Reproduce each line bearing the word "forskellige".

--- Exercise inputs ---

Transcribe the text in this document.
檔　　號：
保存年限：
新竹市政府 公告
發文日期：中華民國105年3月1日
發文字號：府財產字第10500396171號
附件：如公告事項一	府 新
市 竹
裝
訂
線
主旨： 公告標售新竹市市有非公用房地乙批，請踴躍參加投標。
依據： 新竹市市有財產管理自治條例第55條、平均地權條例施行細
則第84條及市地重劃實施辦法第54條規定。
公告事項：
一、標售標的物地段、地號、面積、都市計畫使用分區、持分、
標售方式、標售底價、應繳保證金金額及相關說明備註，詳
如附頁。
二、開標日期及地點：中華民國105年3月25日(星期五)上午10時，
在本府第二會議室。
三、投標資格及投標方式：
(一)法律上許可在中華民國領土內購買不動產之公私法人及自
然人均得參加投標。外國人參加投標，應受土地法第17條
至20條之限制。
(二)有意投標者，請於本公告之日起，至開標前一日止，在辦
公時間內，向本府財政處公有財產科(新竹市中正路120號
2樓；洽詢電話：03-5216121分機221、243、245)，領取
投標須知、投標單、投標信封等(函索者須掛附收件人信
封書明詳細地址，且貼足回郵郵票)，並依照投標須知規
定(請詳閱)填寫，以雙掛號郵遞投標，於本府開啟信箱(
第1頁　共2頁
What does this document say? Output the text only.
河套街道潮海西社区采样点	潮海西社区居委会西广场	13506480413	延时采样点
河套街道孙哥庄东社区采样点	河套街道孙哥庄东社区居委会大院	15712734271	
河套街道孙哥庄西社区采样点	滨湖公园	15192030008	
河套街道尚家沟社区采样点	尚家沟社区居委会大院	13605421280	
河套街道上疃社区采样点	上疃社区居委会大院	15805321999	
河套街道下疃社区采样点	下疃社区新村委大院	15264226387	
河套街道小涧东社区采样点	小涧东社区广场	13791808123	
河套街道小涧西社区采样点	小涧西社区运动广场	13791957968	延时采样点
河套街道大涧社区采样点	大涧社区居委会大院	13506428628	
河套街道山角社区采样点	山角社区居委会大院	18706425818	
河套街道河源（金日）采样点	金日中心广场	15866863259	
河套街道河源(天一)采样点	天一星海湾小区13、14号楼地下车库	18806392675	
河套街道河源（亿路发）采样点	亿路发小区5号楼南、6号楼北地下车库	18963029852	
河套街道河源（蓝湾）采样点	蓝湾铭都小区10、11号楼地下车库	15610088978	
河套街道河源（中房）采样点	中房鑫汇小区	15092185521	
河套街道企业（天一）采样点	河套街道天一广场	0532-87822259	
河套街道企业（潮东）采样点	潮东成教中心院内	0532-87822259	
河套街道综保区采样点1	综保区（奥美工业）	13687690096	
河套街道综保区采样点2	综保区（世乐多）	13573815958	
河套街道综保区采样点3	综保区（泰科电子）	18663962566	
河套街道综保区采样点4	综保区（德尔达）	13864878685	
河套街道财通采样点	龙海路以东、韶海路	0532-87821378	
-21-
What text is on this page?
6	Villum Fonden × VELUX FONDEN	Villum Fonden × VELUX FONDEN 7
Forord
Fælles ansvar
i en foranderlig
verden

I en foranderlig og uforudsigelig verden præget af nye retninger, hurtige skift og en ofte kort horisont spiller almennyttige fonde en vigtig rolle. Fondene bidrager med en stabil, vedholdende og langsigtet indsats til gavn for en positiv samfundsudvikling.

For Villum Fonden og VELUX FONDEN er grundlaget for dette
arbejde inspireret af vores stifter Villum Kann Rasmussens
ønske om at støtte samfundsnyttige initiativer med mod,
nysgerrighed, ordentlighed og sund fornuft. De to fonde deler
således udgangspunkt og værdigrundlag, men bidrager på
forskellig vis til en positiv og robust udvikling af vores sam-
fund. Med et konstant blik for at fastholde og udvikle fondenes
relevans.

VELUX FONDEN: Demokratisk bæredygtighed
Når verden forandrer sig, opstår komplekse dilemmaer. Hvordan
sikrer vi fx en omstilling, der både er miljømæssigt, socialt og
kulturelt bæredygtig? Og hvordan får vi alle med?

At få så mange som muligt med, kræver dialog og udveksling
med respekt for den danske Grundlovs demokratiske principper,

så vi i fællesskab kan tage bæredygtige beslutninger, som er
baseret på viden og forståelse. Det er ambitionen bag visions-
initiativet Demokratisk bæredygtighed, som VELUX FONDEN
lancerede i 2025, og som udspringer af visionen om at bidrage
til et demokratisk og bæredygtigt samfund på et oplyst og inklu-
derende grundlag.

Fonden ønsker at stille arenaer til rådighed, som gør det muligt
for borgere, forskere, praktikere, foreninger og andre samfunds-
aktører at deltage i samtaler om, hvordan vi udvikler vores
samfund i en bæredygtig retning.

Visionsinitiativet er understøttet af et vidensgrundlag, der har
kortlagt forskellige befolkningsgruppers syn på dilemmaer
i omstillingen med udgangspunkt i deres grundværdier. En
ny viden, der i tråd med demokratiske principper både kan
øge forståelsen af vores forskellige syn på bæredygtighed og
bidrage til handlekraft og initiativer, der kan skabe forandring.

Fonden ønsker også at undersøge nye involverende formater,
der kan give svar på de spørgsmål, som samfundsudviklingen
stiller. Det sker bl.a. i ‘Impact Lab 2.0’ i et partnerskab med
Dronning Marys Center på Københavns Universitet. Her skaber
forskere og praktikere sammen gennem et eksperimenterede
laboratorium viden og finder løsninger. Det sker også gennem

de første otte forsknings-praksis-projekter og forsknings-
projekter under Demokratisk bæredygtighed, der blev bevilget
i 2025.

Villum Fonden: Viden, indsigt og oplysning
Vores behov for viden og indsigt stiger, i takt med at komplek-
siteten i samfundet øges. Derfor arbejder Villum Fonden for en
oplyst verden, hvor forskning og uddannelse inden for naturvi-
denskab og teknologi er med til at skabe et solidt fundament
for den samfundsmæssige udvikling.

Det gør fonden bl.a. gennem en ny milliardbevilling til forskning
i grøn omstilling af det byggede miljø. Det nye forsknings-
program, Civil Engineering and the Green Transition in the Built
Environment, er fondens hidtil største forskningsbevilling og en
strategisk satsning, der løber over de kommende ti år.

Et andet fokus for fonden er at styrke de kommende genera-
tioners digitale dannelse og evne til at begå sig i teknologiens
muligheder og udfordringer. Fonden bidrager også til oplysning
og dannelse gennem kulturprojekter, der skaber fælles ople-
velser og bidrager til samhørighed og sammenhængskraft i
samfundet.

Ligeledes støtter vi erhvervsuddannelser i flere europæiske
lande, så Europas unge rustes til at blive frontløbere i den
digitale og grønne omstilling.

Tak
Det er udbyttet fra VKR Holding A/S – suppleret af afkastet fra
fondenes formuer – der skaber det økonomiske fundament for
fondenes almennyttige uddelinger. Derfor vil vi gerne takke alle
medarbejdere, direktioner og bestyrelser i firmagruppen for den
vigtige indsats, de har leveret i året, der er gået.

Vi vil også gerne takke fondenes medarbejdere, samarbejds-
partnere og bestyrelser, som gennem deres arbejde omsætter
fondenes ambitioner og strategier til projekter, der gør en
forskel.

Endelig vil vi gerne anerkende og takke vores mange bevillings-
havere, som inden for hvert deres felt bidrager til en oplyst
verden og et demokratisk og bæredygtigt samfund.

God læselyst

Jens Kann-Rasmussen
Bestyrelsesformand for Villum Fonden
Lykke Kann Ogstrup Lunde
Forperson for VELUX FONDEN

---

• [Response to this task]:
kortlagt forskellige befolkningsgruppers syn på dilemmaer
øge forståelsen af vores forskellige syn på bæredygtighed og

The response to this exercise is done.